+++ Task material +++

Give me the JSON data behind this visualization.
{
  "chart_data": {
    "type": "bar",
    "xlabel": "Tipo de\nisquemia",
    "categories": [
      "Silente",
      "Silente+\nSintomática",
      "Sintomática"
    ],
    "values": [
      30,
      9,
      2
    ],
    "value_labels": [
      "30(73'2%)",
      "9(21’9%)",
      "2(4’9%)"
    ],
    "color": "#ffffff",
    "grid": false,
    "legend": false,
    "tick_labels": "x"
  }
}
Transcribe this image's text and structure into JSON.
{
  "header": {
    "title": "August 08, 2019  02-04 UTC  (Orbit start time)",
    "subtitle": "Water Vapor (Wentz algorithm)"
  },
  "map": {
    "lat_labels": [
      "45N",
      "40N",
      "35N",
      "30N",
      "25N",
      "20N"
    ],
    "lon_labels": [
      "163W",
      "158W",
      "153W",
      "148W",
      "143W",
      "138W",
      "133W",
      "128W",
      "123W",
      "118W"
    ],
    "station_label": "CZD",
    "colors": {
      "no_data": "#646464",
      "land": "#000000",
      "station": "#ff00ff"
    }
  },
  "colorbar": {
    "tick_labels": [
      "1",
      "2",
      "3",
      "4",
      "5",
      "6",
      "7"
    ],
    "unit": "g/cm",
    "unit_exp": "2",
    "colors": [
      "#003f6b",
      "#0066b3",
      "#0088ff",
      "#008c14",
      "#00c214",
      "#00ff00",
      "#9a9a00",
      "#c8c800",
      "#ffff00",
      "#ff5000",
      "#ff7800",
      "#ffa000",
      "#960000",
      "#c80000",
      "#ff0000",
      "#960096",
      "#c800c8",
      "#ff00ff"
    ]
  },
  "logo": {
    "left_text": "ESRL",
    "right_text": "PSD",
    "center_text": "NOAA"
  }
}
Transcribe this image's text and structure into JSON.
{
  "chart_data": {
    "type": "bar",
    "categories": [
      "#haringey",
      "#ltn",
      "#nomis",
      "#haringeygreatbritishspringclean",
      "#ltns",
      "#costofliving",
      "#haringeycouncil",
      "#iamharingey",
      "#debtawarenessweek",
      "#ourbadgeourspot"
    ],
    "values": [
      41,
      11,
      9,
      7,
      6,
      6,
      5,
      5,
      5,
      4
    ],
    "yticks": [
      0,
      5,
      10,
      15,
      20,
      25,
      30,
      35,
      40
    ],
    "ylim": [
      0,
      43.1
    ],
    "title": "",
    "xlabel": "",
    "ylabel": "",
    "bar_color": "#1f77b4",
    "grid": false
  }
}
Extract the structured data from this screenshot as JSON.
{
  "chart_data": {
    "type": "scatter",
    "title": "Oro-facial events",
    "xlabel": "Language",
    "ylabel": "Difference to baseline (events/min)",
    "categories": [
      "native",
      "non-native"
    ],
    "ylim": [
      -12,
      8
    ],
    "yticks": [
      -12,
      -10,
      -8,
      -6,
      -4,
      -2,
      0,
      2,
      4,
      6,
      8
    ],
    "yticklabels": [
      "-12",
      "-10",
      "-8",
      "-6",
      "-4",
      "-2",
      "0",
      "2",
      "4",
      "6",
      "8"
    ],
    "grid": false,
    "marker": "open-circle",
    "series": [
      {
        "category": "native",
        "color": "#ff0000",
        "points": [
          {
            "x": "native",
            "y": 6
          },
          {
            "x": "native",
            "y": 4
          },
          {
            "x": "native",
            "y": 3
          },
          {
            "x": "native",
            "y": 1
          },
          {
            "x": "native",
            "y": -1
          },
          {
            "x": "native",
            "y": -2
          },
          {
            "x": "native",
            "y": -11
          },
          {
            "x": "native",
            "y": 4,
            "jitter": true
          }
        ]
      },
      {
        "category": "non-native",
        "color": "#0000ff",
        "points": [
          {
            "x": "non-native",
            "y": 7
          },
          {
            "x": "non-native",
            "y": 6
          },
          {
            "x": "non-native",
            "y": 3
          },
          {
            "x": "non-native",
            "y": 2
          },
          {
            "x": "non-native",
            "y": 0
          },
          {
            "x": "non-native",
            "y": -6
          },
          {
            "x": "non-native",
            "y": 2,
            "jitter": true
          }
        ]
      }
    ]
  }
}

+++

Repeat exactly the lines from the line containing "Extract the structured" through the last line of the records above, including both, and nothing else.

**Written solution**
Extract the structured data from this screenshot as JSON.
{
  "chart_data": {
    "type": "scatter",
    "title": "Oro-facial events",
    "xlabel": "Language",
    "ylabel": "Difference to baseline (events/min)",
    "categories": [
      "native",
      "non-native"
    ],
    "ylim": [
      -12,
      8
    ],
    "yticks": [
      -12,
      -10,
      -8,
      -6,
      -4,
      -2,
      0,
      2,
      4,
      6,
      8
    ],
    "yticklabels": [
      "-12",
      "-10",
      "-8",
      "-6",
      "-4",
      "-2",
      "0",
      "2",
      "4",
      "6",
      "8"
    ],
    "grid": false,
    "marker": "open-circle",
    "series": [
      {
        "category": "native",
        "color": "#ff0000",
        "points": [
          {
            "x": "native",
            "y": 6
          },
          {
            "x": "native",
            "y": 4
          },
          {
            "x": "native",
            "y": 3
          },
          {
            "x": "native",
            "y": 1
          },
          {
            "x": "native",
            "y": -1
          },
          {
            "x": "native",
            "y": -2
          },
          {
            "x": "native",
            "y": -11
          },
          {
            "x": "native",
            "y": 4,
            "jitter": true
          }
        ]
      },
      {
        "category": "non-native",
        "color": "#0000ff",
        "points": [
          {
            "x": "non-native",
            "y": 7
          },
          {
            "x": "non-native",
            "y": 6
          },
          {
            "x": "non-native",
            "y": 3
          },
          {
            "x": "non-native",
            "y": 2
          },
          {
            "x": "non-native",
            "y": 0
          },
          {
            "x": "non-native",
            "y": -6
          },
          {
            "x": "non-native",
            "y": 2,
            "jitter": true
          }
        ]
      }
    ]
  }
}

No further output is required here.